**Required work:**
Copy all the entries word for word, but omit the pictures.

— Begin —

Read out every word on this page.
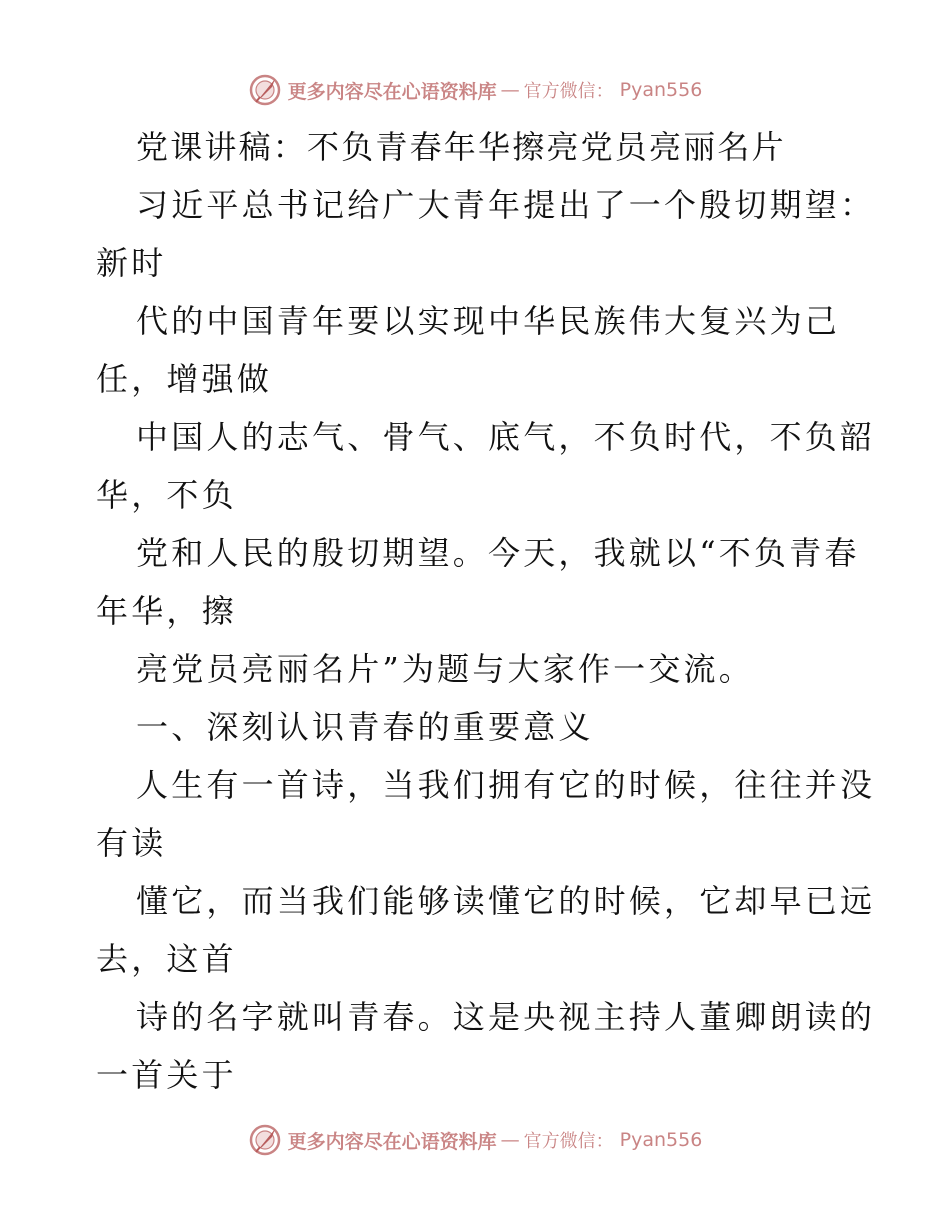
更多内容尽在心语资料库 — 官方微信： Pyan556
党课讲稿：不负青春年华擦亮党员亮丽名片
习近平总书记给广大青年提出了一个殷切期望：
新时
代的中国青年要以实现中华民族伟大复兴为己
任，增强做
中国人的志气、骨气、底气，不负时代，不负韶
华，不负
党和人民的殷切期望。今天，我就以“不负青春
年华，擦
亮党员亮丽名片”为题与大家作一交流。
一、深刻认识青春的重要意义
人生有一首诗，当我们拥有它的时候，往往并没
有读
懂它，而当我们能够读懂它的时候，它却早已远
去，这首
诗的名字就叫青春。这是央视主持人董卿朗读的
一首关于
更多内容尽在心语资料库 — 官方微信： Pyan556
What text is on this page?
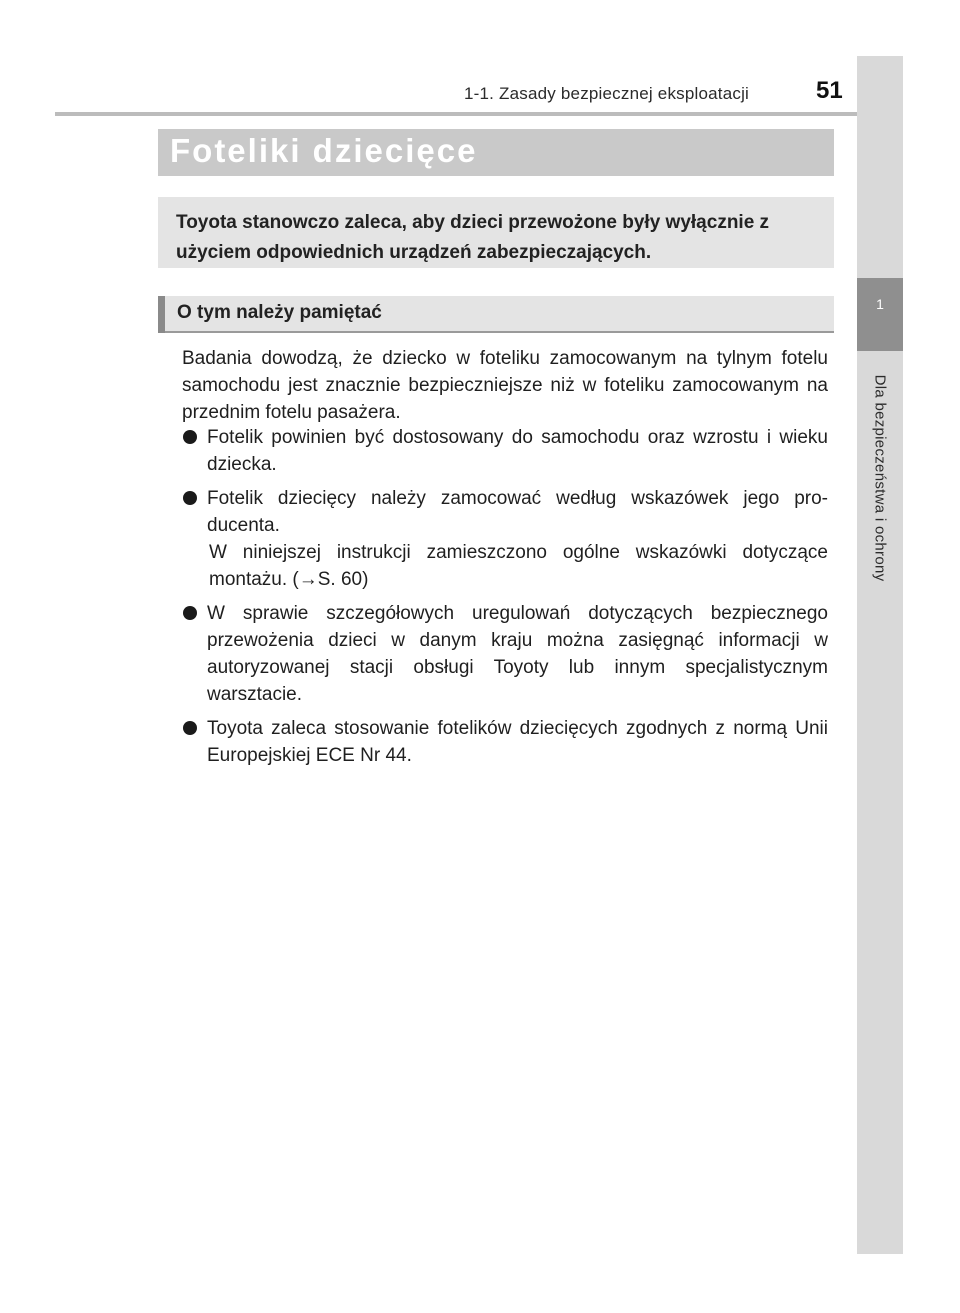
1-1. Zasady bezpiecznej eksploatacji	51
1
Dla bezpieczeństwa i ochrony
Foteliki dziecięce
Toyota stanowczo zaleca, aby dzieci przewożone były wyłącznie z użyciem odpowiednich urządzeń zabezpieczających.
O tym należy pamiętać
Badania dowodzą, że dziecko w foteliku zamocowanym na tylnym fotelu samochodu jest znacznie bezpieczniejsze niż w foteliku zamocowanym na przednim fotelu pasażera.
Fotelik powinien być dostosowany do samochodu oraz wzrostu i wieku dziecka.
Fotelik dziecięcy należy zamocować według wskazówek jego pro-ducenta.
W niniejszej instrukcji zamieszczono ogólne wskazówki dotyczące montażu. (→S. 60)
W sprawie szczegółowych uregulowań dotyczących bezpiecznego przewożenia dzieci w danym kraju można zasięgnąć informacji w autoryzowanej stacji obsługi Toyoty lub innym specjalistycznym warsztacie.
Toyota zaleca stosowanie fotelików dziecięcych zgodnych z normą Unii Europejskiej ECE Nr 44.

— End —

**Task output:**
Read out every word on this page.
更多内容尽在心语资料库 — 官方微信： Pyan556
党课讲稿：不负青春年华擦亮党员亮丽名片
习近平总书记给广大青年提出了一个殷切期望：
新时
代的中国青年要以实现中华民族伟大复兴为己
任，增强做
中国人的志气、骨气、底气，不负时代，不负韶
华，不负
党和人民的殷切期望。今天，我就以“不负青春
年华，擦
亮党员亮丽名片”为题与大家作一交流。
一、深刻认识青春的重要意义
人生有一首诗，当我们拥有它的时候，往往并没
有读
懂它，而当我们能够读懂它的时候，它却早已远
去，这首
诗的名字就叫青春。这是央视主持人董卿朗读的
一首关于
更多内容尽在心语资料库 — 官方微信： Pyan556
What text is on this page?
1-1. Zasady bezpiecznej eksploatacji	51
1
Dla bezpieczeństwa i ochrony
Foteliki dziecięce
Toyota stanowczo zaleca, aby dzieci przewożone były wyłącznie z użyciem odpowiednich urządzeń zabezpieczających.
O tym należy pamiętać
Badania dowodzą, że dziecko w foteliku zamocowanym na tylnym fotelu samochodu jest znacznie bezpieczniejsze niż w foteliku zamocowanym na przednim fotelu pasażera.
Fotelik powinien być dostosowany do samochodu oraz wzrostu i wieku dziecka.
Fotelik dziecięcy należy zamocować według wskazówek jego pro-ducenta.
W niniejszej instrukcji zamieszczono ogólne wskazówki dotyczące montażu. (→S. 60)
W sprawie szczegółowych uregulowań dotyczących bezpiecznego przewożenia dzieci w danym kraju można zasięgnąć informacji w autoryzowanej stacji obsługi Toyoty lub innym specjalistycznym warsztacie.
Toyota zaleca stosowanie fotelików dziecięcych zgodnych z normą Unii Europejskiej ECE Nr 44.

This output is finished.